• **What the exercise asks**: Leave the pictures out and quote only the lines from the one with "What text is on this page?" down to the end of the listing below.

• **Material provided**:
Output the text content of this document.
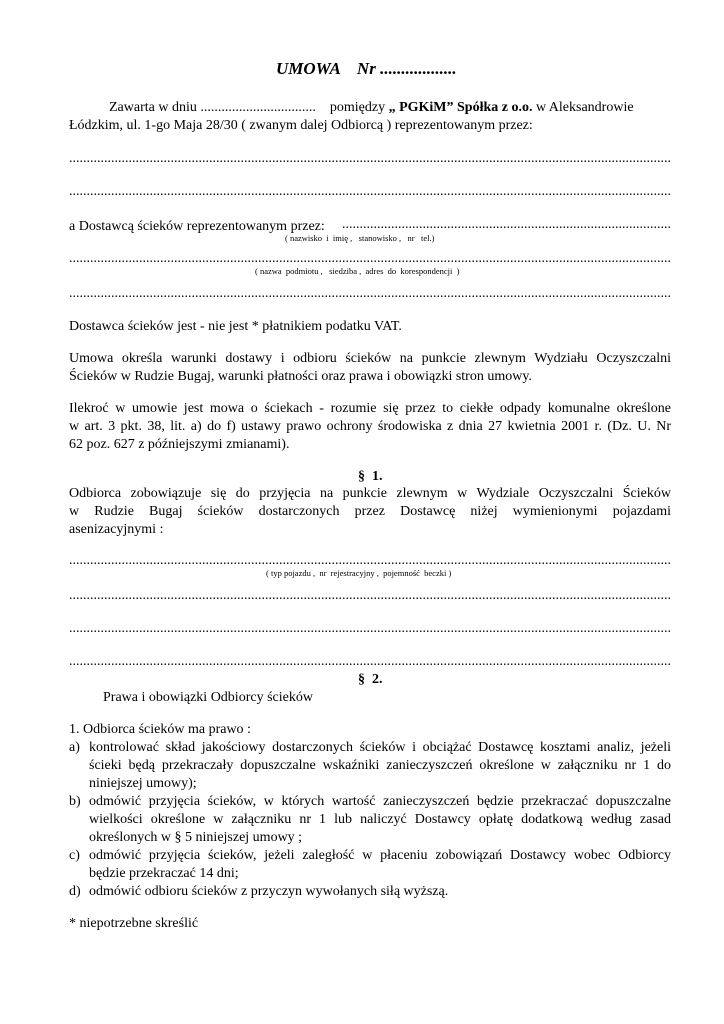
UMOWA    Nr ..................
Zawarta w dniu .................................    pomiędzy „ PGKiM” Spółka z o.o. w Aleksandrowie
Łódzkim, ul. 1-go Maja 28/30 ( zwanym dalej Odbiorcą ) reprezentowanym przez:
.....
.....
a Dostawcą ścieków reprezentowanym przez:
.....
( nazwisko  i  imię ,   stanowisko ,   nr   tel.)
.....
( nazwa  podmiotu ,   siedziba ,  adres  do  korespondencji  )
.....
Dostawca ścieków jest - nie jest * płatnikiem podatku VAT.
Umowa określa warunki dostawy i odbioru ścieków na punkcie zlewnym Wydziału Oczyszczalni
Ścieków w Rudzie Bugaj, warunki płatności oraz prawa i obowiązki stron umowy.
Ilekroć w umowie jest mowa o ściekach - rozumie się przez to ciekłe odpady komunalne określone
w art. 3 pkt. 38, lit. a) do f) ustawy prawo ochrony środowiska z dnia 27 kwietnia 2001 r. (Dz. U. Nr
62 poz. 627 z późniejszymi zmianami).
§  1.
Odbiorca zobowiązuje się do przyjęcia na punkcie zlewnym w Wydziale Oczyszczalni Ścieków
w Rudzie Bugaj ścieków dostarczonych przez Dostawcę niżej wymienionymi pojazdami
asenizacyjnymi :
.....
( typ pojazdu ,  nr  rejestracyjny ,  pojemność  beczki )
.....
.....
.....
§  2.
Prawa i obowiązki Odbiorcy ścieków
1. Odbiorca ścieków ma prawo :
a) kontrolować skład jakościowy dostarczonych ścieków i obciążać Dostawcę kosztami analiz, jeżeli
ścieki będą przekraczały dopuszczalne wskaźniki zanieczyszczeń określone w załączniku nr 1 do
niniejszej umowy);
b) odmówić przyjęcia ścieków, w których wartość zanieczyszczeń będzie przekraczać dopuszczalne
wielkości określone w załączniku nr 1 lub naliczyć Dostawcy opłatę dodatkową według zasad
określonych w § 5 niniejszej umowy ;
c) odmówić przyjęcia ścieków, jeżeli zaległość w płaceniu zobowiązań Dostawcy wobec Odbiorcy
będzie przekraczać 14 dni;
d) odmówić odbioru ścieków z przyczyn wywołanych siłą wyższą.
* niepotrzebne skreślić
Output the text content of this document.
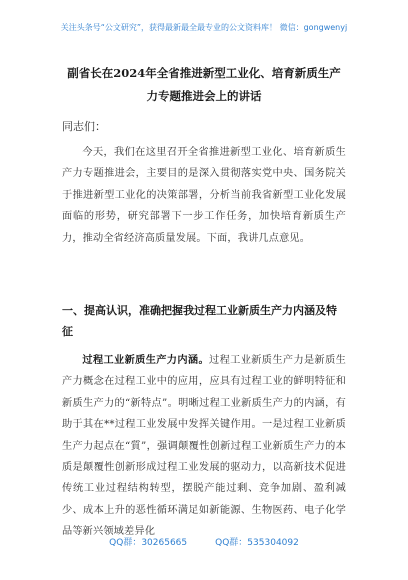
关注头条号“公文研究”，获得最新最全最专业的公文资料库！ 微信：gongwenyj
副省长在2024年全省推进新型工业化、培育新质生产力专题推进会上的讲话
同志们：
今天，我们在这里召开全省推进新型工业化、培育新质生产力专题推进会，主要目的是深入贯彻落实党中央、国务院关于推进新型工业化的决策部署，分析当前我省新型工业化发展面临的形势，研究部署下一步工作任务，加快培育新质生产力，推动全省经济高质量发展。下面，我讲几点意见。
一、提高认识，准确把握我过程工业新质生产力内涵及特征
过程工业新质生产力内涵。过程工业新质生产力是新质生产力概念在过程工业中的应用，应具有过程工业的鲜明特征和新质生产力的“新特点”。明晰过程工业新质生产力的内涵，有助于其在**过程工业发展中发挥关键作用。一是过程工业新质生产力起点在“質”，强调颠覆性创新过程工业新质生产力的本质是颠覆性创新形成过程工业发展的驱动力，以高新技术促进传统工业过程结构转型，摆脱产能过剩、竞争加剧、盈利减少、成本上升的恶性循环满足如新能源、生物医药、电子化学品等新兴领域差异化
QQ群：30265665	QQ群：535304092
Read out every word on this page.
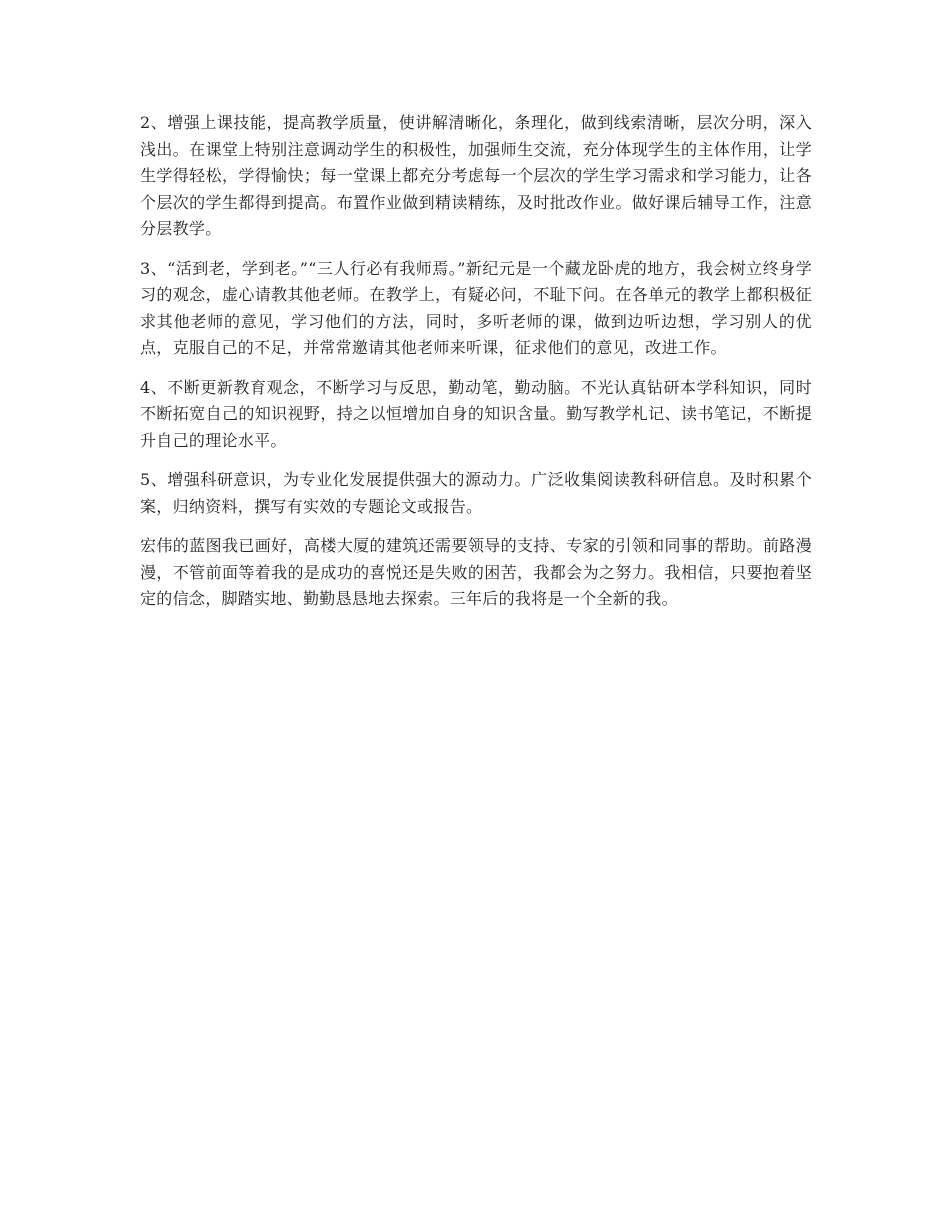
2、增强上课技能，提高教学质量，使讲解清晰化，条理化，做到线索清晰，层次分明，深入浅出。在课堂上特别注意调动学生的积极性，加强师生交流，充分体现学生的主体作用，让学生学得轻松，学得愉快；每一堂课上都充分考虑每一个层次的学生学习需求和学习能力，让各个层次的学生都得到提高。布置作业做到精读精练，及时批改作业。做好课后辅导工作，注意分层教学。

3、“活到老，学到老。”“三人行必有我师焉。”新纪元是一个藏龙卧虎的地方，我会树立终身学习的观念，虚心请教其他老师。在教学上，有疑必问，不耻下问。在各单元的教学上都积极征求其他老师的意见，学习他们的方法，同时，多听老师的课，做到边听边想，学习别人的优点，克服自己的不足，并常常邀请其他老师来听课，征求他们的意见，改进工作。

4、不断更新教育观念，不断学习与反思，勤动笔，勤动脑。不光认真钻研本学科知识，同时不断拓宽自己的知识视野，持之以恒增加自身的知识含量。勤写教学札记、读书笔记，不断提升自己的理论水平。

5、增强科研意识，为专业化发展提供强大的源动力。广泛收集阅读教科研信息。及时积累个案，归纳资料，撰写有实效的专题论文或报告。

宏伟的蓝图我已画好，高楼大厦的建筑还需要领导的支持、专家的引领和同事的帮助。前路漫漫，不管前面等着我的是成功的喜悦还是失败的困苦，我都会为之努力。我相信，只要抱着坚定的信念，脚踏实地、勤勤恳恳地去探索。三年后的我将是一个全新的我。
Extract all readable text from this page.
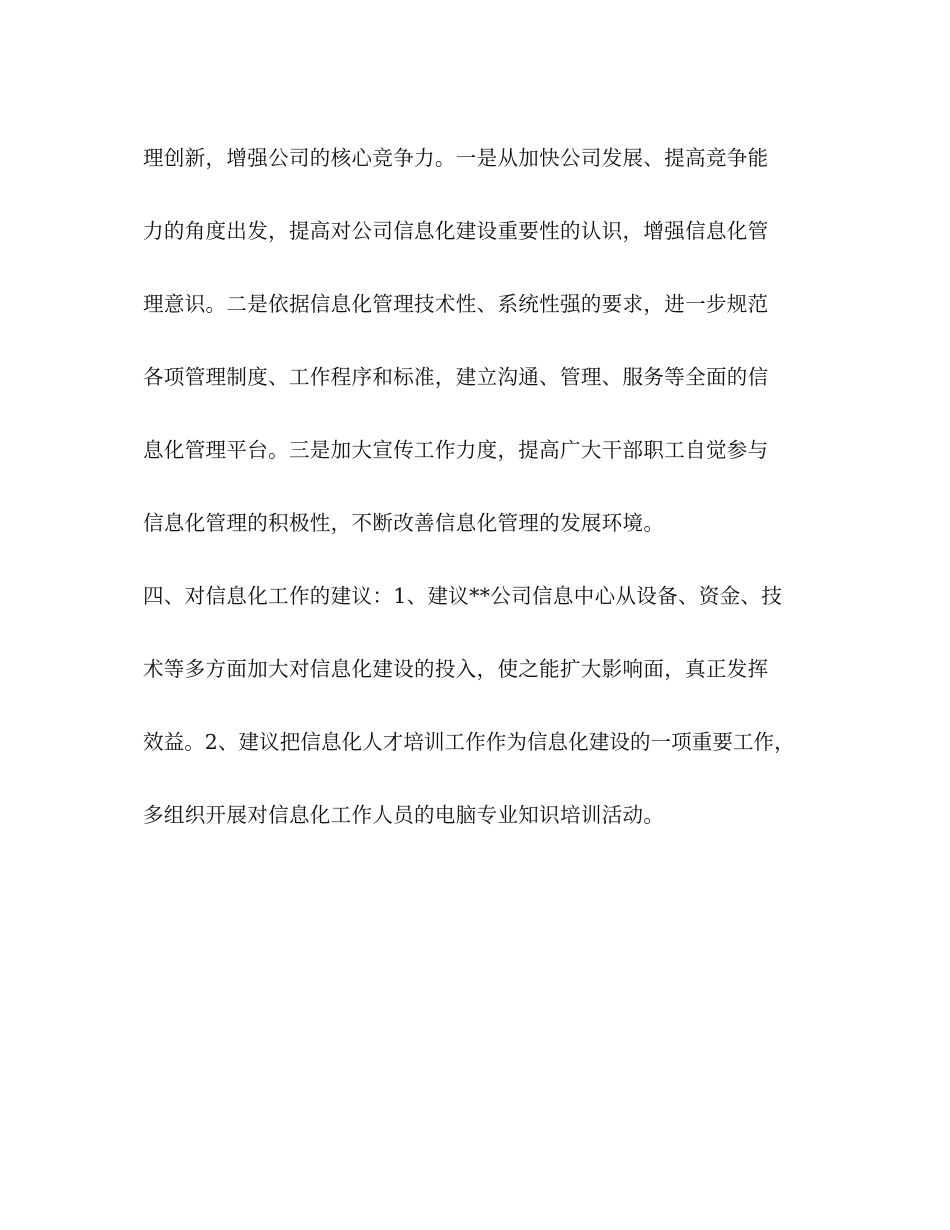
理创新，增强公司的核心竞争力。一是从加快公司发展、提高竞争能
力的角度出发，提高对公司信息化建设重要性的认识，增强信息化管
理意识。二是依据信息化管理技术性、系统性强的要求，进一步规范
各项管理制度、工作程序和标准，建立沟通、管理、服务等全面的信
息化管理平台。三是加大宣传工作力度，提高广大干部职工自觉参与
信息化管理的积极性，不断改善信息化管理的发展环境。
四、对信息化工作的建议：1、建议**公司信息中心从设备、资金、技
术等多方面加大对信息化建设的投入，使之能扩大影响面，真正发挥
效益。2、建议把信息化人才培训工作作为信息化建设的一项重要工作，
多组织开展对信息化工作人员的电脑专业知识培训活动。
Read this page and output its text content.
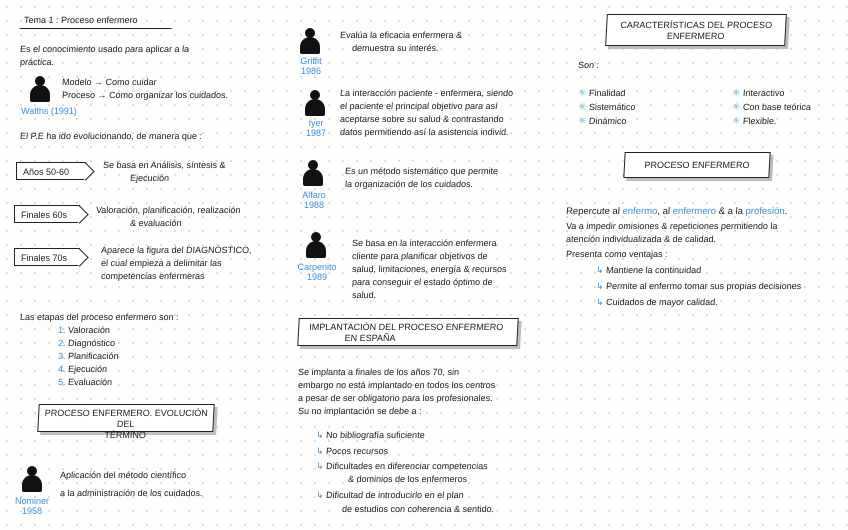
Tema 1 : Proceso enfermero
Es el conocimiento usado para aplicar a la
práctica.
Walths (1991)
Modelo → Como cuidar
Proceso → Como organizar los cuidados.
El P.E ha ido evolucionando, de manera que :
Años 50-60
Se basa en Análisis, síntesis &
Ejecución
Finales 60s	Valoración, planificación, realización
& evaluación
Finales 70s
Aparece la figura del DIAGNÓSTICO,
el cual empieza a delimitar las
competencias enfermeras
Las etapas del proceso enfermero son :
1. Valoración
2. Diagnóstico
3. Planificación
4. Ejecución
5. Evaluación
PROCESO ENFERMERO. EVOLUCIÓN DEL
TÉRMINO
Nominer
1958
Aplicación del método científico
a la administración de los cuidados.
Griffit
1986
Evalúa la eficacia enfermera &
demuestra su interés.
Iyer
1987
La interacción paciente - enfermera, siendo
el paciente el principal objetivo para así
aceptarse sobre su salud & contrastando
datos permitiendo así la asistencia individ.
Alfaro
1988
Es un método sistemático que permite
la organización de los cuidados.
Carpenito
1989
Se basa en la interacción enfermera
cliente para planificar objetivos de
salud, limitaciones, energía & recursos
para conseguir el estado óptimo de
salud.
IMPLANTACIÓN DEL PROCESO ENFERMERO
EN ESPAÑA
Se implanta a finales de los años 70, sin
embargo no está implantado en todos los centros
a pesar de ser obligatorio para los profesionales.
Su no implantación se debe a :
↳ No bibliografía suficiente
↳ Pocos recursos
↳ Dificultades en diferenciar competencias
& dominios de los enfermeros
↳ Dificultad de introducirlo en el plan
de estudios con coherencia & sentido.
CARACTERÍSTICAS DEL PROCESO
ENFERMERO
Son :
✳ Finalidad
✳ Sistemático
✳ Dinámico
✳ Interactivo
✳ Con base teórica
✳ Flexible.
PROCESO ENFERMERO
Repercute al enfermo, al enfermero & a la profesión.
Va a impedir omisiones & repeticiones permitiendo la
atención individualizada & de calidad.
Presenta como ventajas :
↳ Mantiene la continuidad
↳ Permite al enfermo tomar sus propias decisiones
↳ Cuidados de mayor calidad.
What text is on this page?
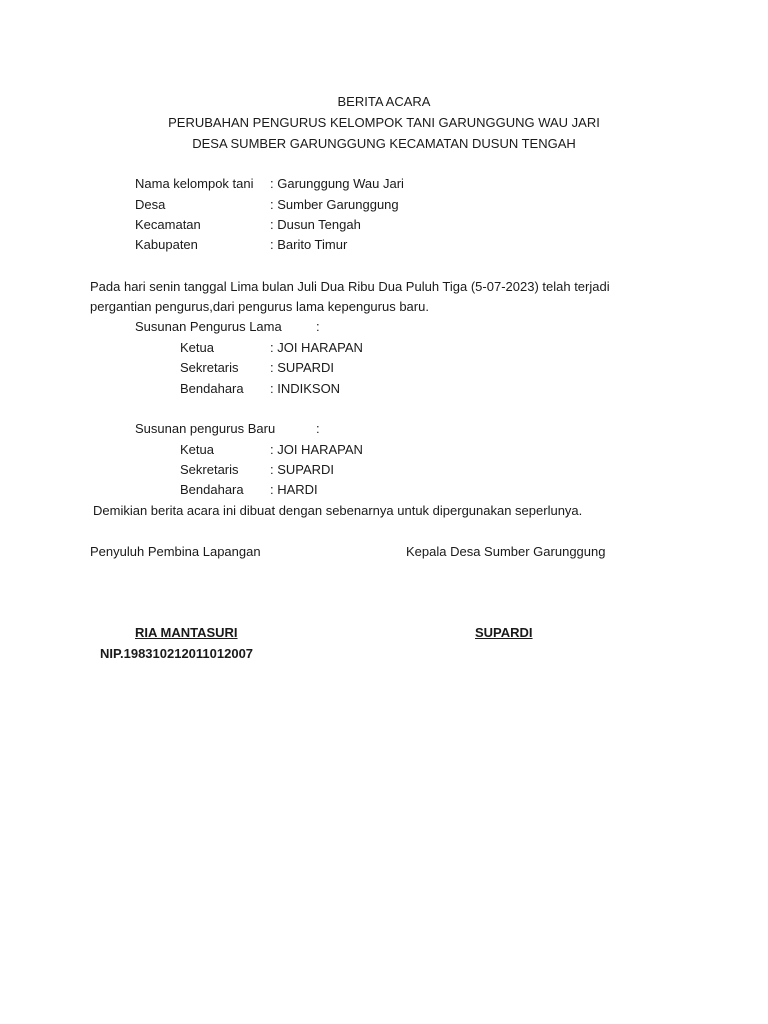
BERITA ACARA
PERUBAHAN PENGURUS KELOMPOK TANI GARUNGGUNG WAU JARI
DESA SUMBER GARUNGGUNG KECAMATAN DUSUN TENGAH
Nama kelompok tani : Garunggung Wau Jari
Desa	: Sumber Garunggung
Kecamatan	: Dusun Tengah
Kabupaten	: Barito Timur
Pada hari senin tanggal Lima bulan Juli Dua Ribu Dua Puluh Tiga (5-07-2023) telah terjadi
pergantian pengurus,dari pengurus lama kepengurus baru.
Susunan Pengurus Lama	:
Ketua	: JOI HARAPAN
Sekretaris : SUPARDI
Bendahara : INDIKSON
Susunan pengurus Baru	:
Ketua	: JOI HARAPAN
Sekretaris : SUPARDI
Bendahara : HARDI
Demikian berita acara ini dibuat dengan sebenarnya untuk dipergunakan seperlunya.
Penyuluh Pembina Lapangan	Kepala Desa Sumber Garunggung
RIA MANTASURI	SUPARDI
NIP.198310212011012007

• **Exercise result**:
What text is on this page?
BERITA ACARA
PERUBAHAN PENGURUS KELOMPOK TANI GARUNGGUNG WAU JARI
DESA SUMBER GARUNGGUNG KECAMATAN DUSUN TENGAH
Nama kelompok tani : Garunggung Wau Jari
Desa	: Sumber Garunggung
Kecamatan	: Dusun Tengah
Kabupaten	: Barito Timur
Pada hari senin tanggal Lima bulan Juli Dua Ribu Dua Puluh Tiga (5-07-2023) telah terjadi
pergantian pengurus,dari pengurus lama kepengurus baru.
Susunan Pengurus Lama	:
Ketua	: JOI HARAPAN
Sekretaris : SUPARDI
Bendahara : INDIKSON
Susunan pengurus Baru	:
Ketua	: JOI HARAPAN
Sekretaris : SUPARDI
Bendahara : HARDI
Demikian berita acara ini dibuat dengan sebenarnya untuk dipergunakan seperlunya.
Penyuluh Pembina Lapangan	Kepala Desa Sumber Garunggung
RIA MANTASURI	SUPARDI
NIP.198310212011012007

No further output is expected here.